— Data rows —
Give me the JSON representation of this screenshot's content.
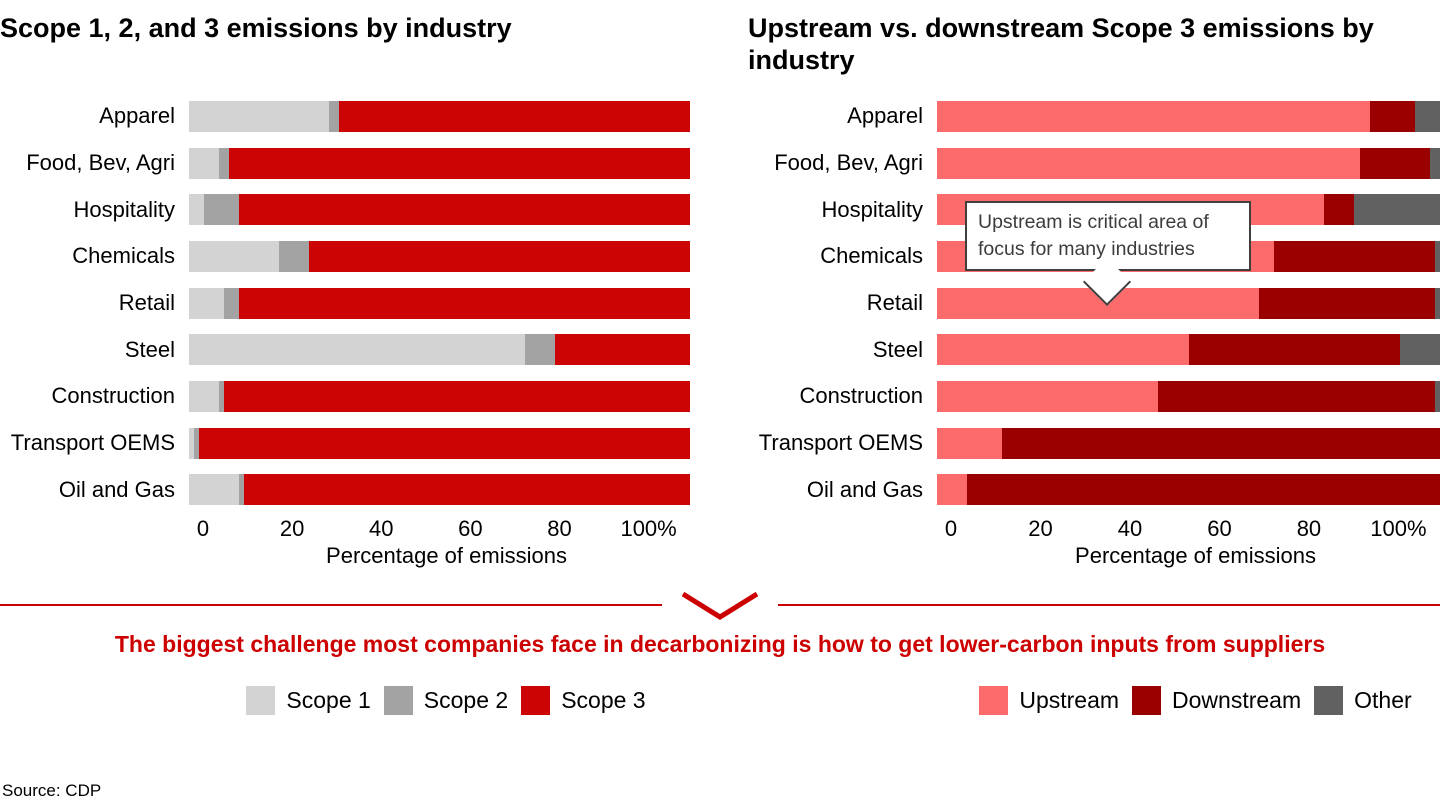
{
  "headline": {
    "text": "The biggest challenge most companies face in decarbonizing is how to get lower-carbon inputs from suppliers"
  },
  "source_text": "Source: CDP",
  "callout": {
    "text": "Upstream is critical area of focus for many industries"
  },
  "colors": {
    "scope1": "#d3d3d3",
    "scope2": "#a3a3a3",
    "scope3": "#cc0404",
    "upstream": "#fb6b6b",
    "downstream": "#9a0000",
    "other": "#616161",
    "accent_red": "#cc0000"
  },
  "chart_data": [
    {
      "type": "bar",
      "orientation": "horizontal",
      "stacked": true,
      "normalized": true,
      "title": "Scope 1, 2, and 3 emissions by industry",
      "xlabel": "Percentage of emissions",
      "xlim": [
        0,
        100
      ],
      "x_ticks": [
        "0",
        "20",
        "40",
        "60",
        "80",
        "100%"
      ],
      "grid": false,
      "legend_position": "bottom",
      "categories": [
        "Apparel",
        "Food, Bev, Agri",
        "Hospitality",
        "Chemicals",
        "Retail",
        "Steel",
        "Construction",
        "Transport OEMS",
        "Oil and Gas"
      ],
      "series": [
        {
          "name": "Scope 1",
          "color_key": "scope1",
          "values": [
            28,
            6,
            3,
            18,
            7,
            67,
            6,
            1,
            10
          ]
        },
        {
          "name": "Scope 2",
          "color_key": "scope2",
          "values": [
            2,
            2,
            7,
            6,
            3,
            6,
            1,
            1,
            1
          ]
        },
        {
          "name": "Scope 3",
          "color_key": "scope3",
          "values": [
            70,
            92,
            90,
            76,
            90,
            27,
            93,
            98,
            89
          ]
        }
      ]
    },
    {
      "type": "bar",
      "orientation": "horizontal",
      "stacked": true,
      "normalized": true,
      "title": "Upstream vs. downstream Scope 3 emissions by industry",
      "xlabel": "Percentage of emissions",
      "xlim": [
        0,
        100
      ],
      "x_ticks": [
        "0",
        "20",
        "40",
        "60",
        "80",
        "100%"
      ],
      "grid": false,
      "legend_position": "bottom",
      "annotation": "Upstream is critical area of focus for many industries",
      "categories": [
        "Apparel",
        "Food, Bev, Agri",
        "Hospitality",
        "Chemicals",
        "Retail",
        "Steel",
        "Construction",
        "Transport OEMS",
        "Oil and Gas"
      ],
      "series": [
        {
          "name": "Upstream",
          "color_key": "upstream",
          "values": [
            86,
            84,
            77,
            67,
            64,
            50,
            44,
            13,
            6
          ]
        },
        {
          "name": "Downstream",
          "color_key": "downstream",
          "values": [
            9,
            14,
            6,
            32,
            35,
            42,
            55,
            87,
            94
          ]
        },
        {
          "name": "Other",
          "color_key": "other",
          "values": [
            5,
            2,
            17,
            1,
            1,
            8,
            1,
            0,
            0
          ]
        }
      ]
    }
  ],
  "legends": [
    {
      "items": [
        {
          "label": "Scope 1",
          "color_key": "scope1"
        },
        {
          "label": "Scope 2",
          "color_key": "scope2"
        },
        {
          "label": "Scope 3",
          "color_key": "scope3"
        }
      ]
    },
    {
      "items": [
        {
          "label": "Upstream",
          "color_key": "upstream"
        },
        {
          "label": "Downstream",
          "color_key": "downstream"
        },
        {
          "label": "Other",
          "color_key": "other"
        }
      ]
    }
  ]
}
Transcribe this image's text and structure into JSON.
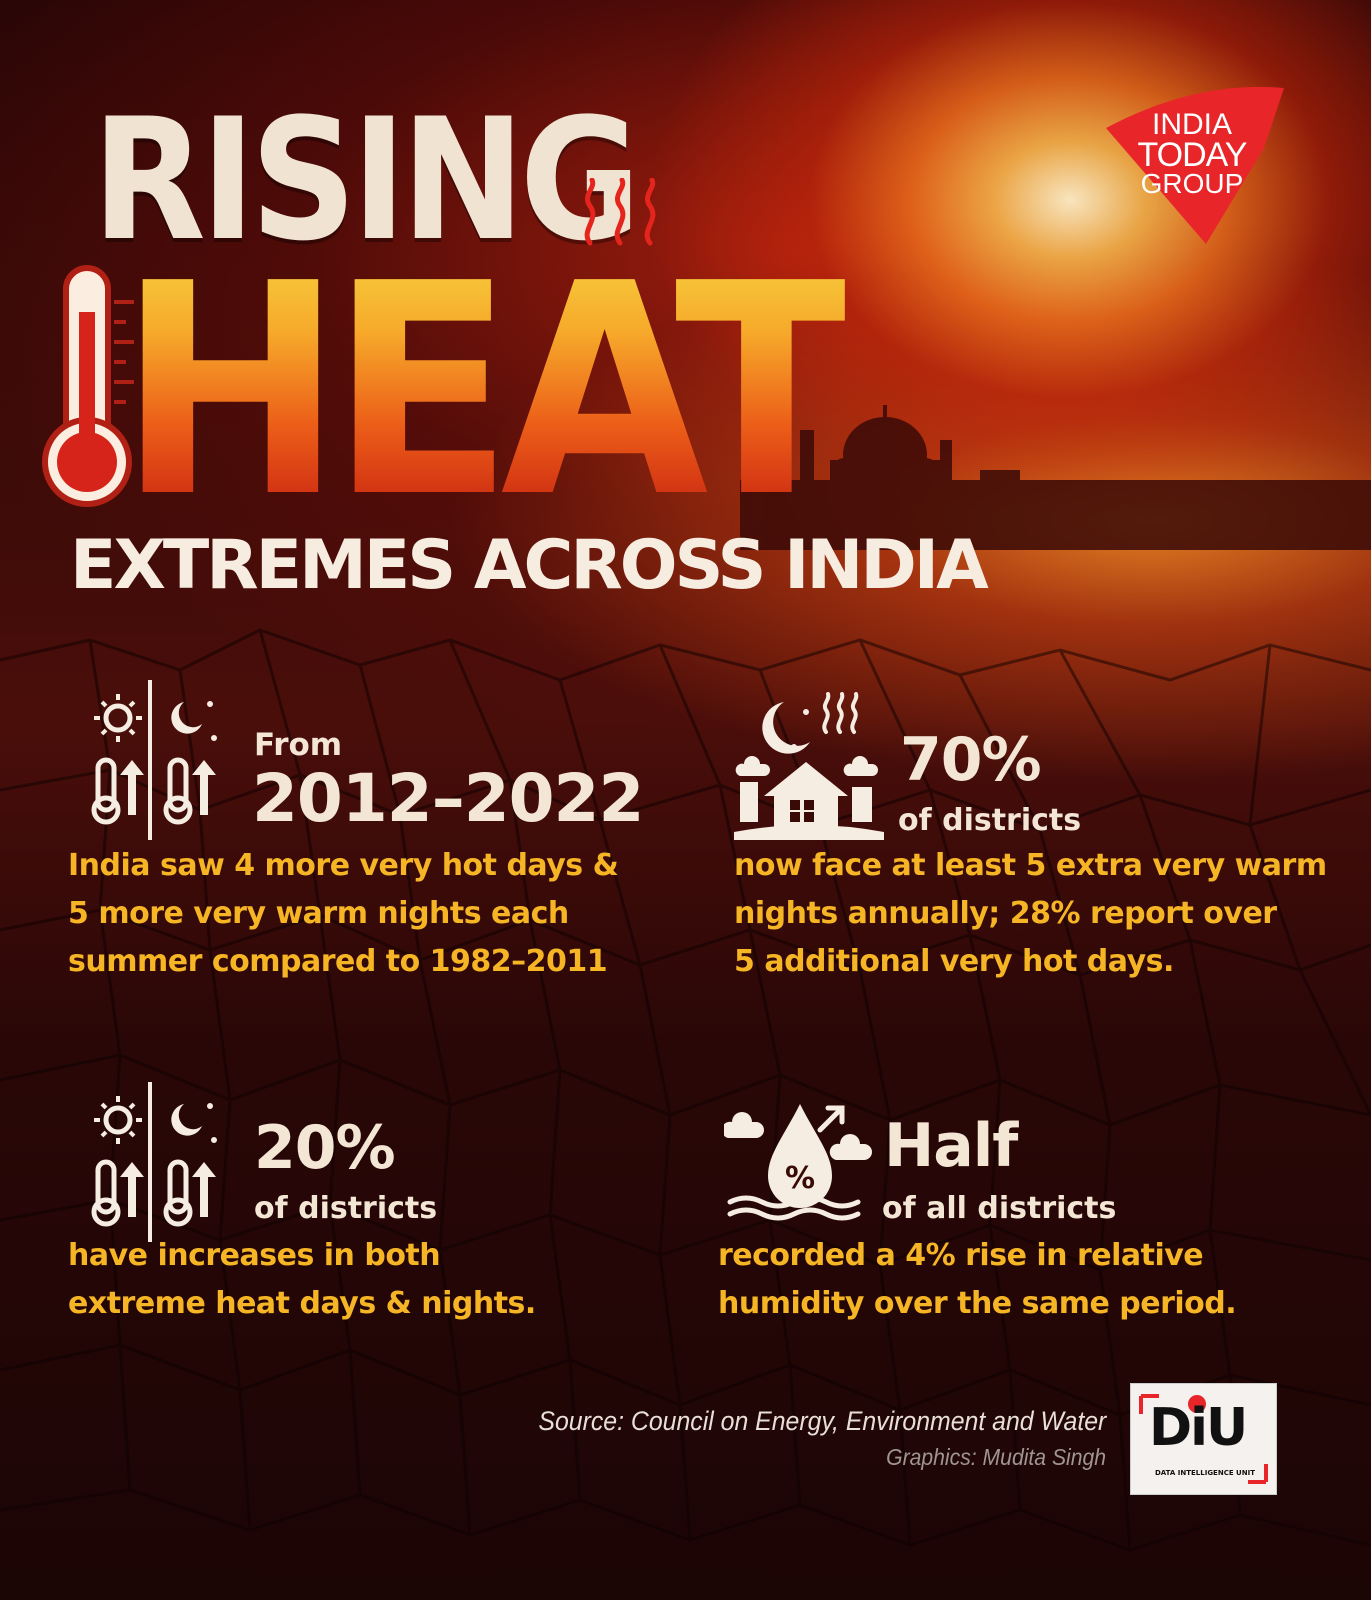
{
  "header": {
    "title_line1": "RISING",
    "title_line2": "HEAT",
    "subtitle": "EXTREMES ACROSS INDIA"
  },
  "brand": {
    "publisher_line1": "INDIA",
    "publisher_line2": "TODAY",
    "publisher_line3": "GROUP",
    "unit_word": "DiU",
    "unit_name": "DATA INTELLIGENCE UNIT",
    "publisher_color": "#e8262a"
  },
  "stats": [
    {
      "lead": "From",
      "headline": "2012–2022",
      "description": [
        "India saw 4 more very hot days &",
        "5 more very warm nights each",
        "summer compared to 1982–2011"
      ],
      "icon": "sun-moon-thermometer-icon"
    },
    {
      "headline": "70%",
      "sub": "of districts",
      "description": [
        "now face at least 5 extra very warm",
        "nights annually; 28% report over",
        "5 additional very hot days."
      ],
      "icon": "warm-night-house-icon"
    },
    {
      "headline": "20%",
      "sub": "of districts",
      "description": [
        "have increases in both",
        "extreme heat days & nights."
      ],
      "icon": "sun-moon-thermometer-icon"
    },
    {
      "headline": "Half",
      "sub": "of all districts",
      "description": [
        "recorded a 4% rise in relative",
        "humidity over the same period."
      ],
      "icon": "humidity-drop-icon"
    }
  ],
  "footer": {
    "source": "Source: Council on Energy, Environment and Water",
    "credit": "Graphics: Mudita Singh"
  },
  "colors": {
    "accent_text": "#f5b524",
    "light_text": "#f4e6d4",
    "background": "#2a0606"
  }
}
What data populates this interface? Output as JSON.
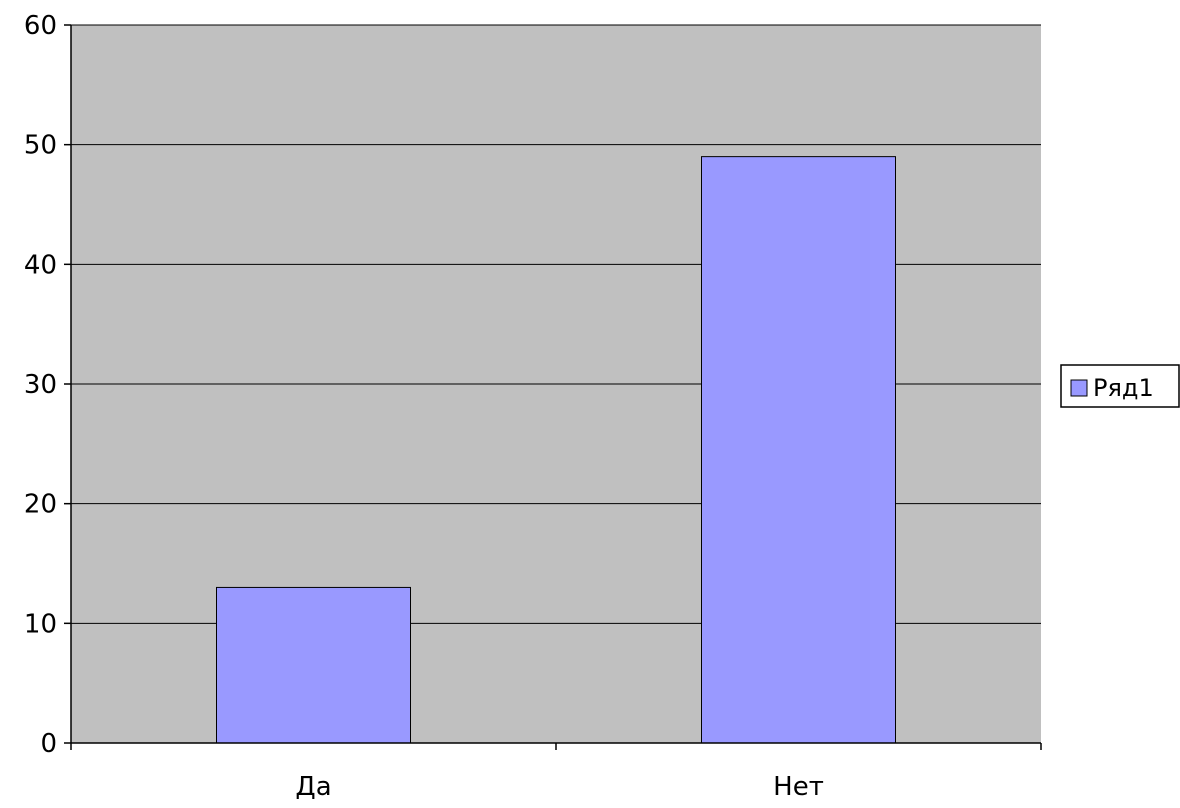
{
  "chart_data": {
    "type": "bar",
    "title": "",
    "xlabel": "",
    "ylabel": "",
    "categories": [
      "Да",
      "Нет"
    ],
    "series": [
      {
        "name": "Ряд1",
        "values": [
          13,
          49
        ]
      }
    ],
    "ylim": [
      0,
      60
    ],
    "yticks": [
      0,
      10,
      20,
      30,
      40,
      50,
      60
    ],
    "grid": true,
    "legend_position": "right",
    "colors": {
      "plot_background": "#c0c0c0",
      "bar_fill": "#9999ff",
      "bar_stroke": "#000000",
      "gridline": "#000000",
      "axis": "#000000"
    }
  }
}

— Brief —
Output all the records, word for word, with no pictures in the copy.

— Problem solution —
Give me the JSON representation of this screenshot's content.
{
  "headline": {
    "text": "The biggest challenge most companies face in decarbonizing is how to get lower-carbon inputs from suppliers"
  },
  "source_text": "Source: CDP",
  "callout": {
    "text": "Upstream is critical area of focus for many industries"
  },
  "colors": {
    "scope1": "#d3d3d3",
    "scope2": "#a3a3a3",
    "scope3": "#cc0404",
    "upstream": "#fb6b6b",
    "downstream": "#9a0000",
    "other": "#616161",
    "accent_red": "#cc0000"
  },
  "chart_data": [
    {
      "type": "bar",
      "orientation": "horizontal",
      "stacked": true,
      "normalized": true,
      "title": "Scope 1, 2, and 3 emissions by industry",
      "xlabel": "Percentage of emissions",
      "xlim": [
        0,
        100
      ],
      "x_ticks": [
        "0",
        "20",
        "40",
        "60",
        "80",
        "100%"
      ],
      "grid": false,
      "legend_position": "bottom",
      "categories": [
        "Apparel",
        "Food, Bev, Agri",
        "Hospitality",
        "Chemicals",
        "Retail",
        "Steel",
        "Construction",
        "Transport OEMS",
        "Oil and Gas"
      ],
      "series": [
        {
          "name": "Scope 1",
          "color_key": "scope1",
          "values": [
            28,
            6,
            3,
            18,
            7,
            67,
            6,
            1,
            10
          ]
        },
        {
          "name": "Scope 2",
          "color_key": "scope2",
          "values": [
            2,
            2,
            7,
            6,
            3,
            6,
            1,
            1,
            1
          ]
        },
        {
          "name": "Scope 3",
          "color_key": "scope3",
          "values": [
            70,
            92,
            90,
            76,
            90,
            27,
            93,
            98,
            89
          ]
        }
      ]
    },
    {
      "type": "bar",
      "orientation": "horizontal",
      "stacked": true,
      "normalized": true,
      "title": "Upstream vs. downstream Scope 3 emissions by industry",
      "xlabel": "Percentage of emissions",
      "xlim": [
        0,
        100
      ],
      "x_ticks": [
        "0",
        "20",
        "40",
        "60",
        "80",
        "100%"
      ],
      "grid": false,
      "legend_position": "bottom",
      "annotation": "Upstream is critical area of focus for many industries",
      "categories": [
        "Apparel",
        "Food, Bev, Agri",
        "Hospitality",
        "Chemicals",
        "Retail",
        "Steel",
        "Construction",
        "Transport OEMS",
        "Oil and Gas"
      ],
      "series": [
        {
          "name": "Upstream",
          "color_key": "upstream",
          "values": [
            86,
            84,
            77,
            67,
            64,
            50,
            44,
            13,
            6
          ]
        },
        {
          "name": "Downstream",
          "color_key": "downstream",
          "values": [
            9,
            14,
            6,
            32,
            35,
            42,
            55,
            87,
            94
          ]
        },
        {
          "name": "Other",
          "color_key": "other",
          "values": [
            5,
            2,
            17,
            1,
            1,
            8,
            1,
            0,
            0
          ]
        }
      ]
    }
  ],
  "legends": [
    {
      "items": [
        {
          "label": "Scope 1",
          "color_key": "scope1"
        },
        {
          "label": "Scope 2",
          "color_key": "scope2"
        },
        {
          "label": "Scope 3",
          "color_key": "scope3"
        }
      ]
    },
    {
      "items": [
        {
          "label": "Upstream",
          "color_key": "upstream"
        },
        {
          "label": "Downstream",
          "color_key": "downstream"
        },
        {
          "label": "Other",
          "color_key": "other"
        }
      ]
    }
  ]
}
Transcribe this image's text and structure into JSON.
{
  "header": {
    "title_line1": "RISING",
    "title_line2": "HEAT",
    "subtitle": "EXTREMES ACROSS INDIA"
  },
  "brand": {
    "publisher_line1": "INDIA",
    "publisher_line2": "TODAY",
    "publisher_line3": "GROUP",
    "unit_word": "DiU",
    "unit_name": "DATA INTELLIGENCE UNIT",
    "publisher_color": "#e8262a"
  },
  "stats": [
    {
      "lead": "From",
      "headline": "2012–2022",
      "description": [
        "India saw 4 more very hot days &",
        "5 more very warm nights each",
        "summer compared to 1982–2011"
      ],
      "icon": "sun-moon-thermometer-icon"
    },
    {
      "headline": "70%",
      "sub": "of districts",
      "description": [
        "now face at least 5 extra very warm",
        "nights annually; 28% report over",
        "5 additional very hot days."
      ],
      "icon": "warm-night-house-icon"
    },
    {
      "headline": "20%",
      "sub": "of districts",
      "description": [
        "have increases in both",
        "extreme heat days & nights."
      ],
      "icon": "sun-moon-thermometer-icon"
    },
    {
      "headline": "Half",
      "sub": "of all districts",
      "description": [
        "recorded a 4% rise in relative",
        "humidity over the same period."
      ],
      "icon": "humidity-drop-icon"
    }
  ],
  "footer": {
    "source": "Source: Council on Energy, Environment and Water",
    "credit": "Graphics: Mudita Singh"
  },
  "colors": {
    "accent_text": "#f5b524",
    "light_text": "#f4e6d4",
    "background": "#2a0606"
  }
}
What data populates this interface? Output as JSON.
{
  "chart_data": {
    "type": "bar",
    "title": "",
    "xlabel": "",
    "ylabel": "",
    "categories": [
      "Да",
      "Нет"
    ],
    "series": [
      {
        "name": "Ряд1",
        "values": [
          13,
          49
        ]
      }
    ],
    "ylim": [
      0,
      60
    ],
    "yticks": [
      0,
      10,
      20,
      30,
      40,
      50,
      60
    ],
    "grid": true,
    "legend_position": "right",
    "colors": {
      "plot_background": "#c0c0c0",
      "bar_fill": "#9999ff",
      "bar_stroke": "#000000",
      "gridline": "#000000",
      "axis": "#000000"
    }
  }
}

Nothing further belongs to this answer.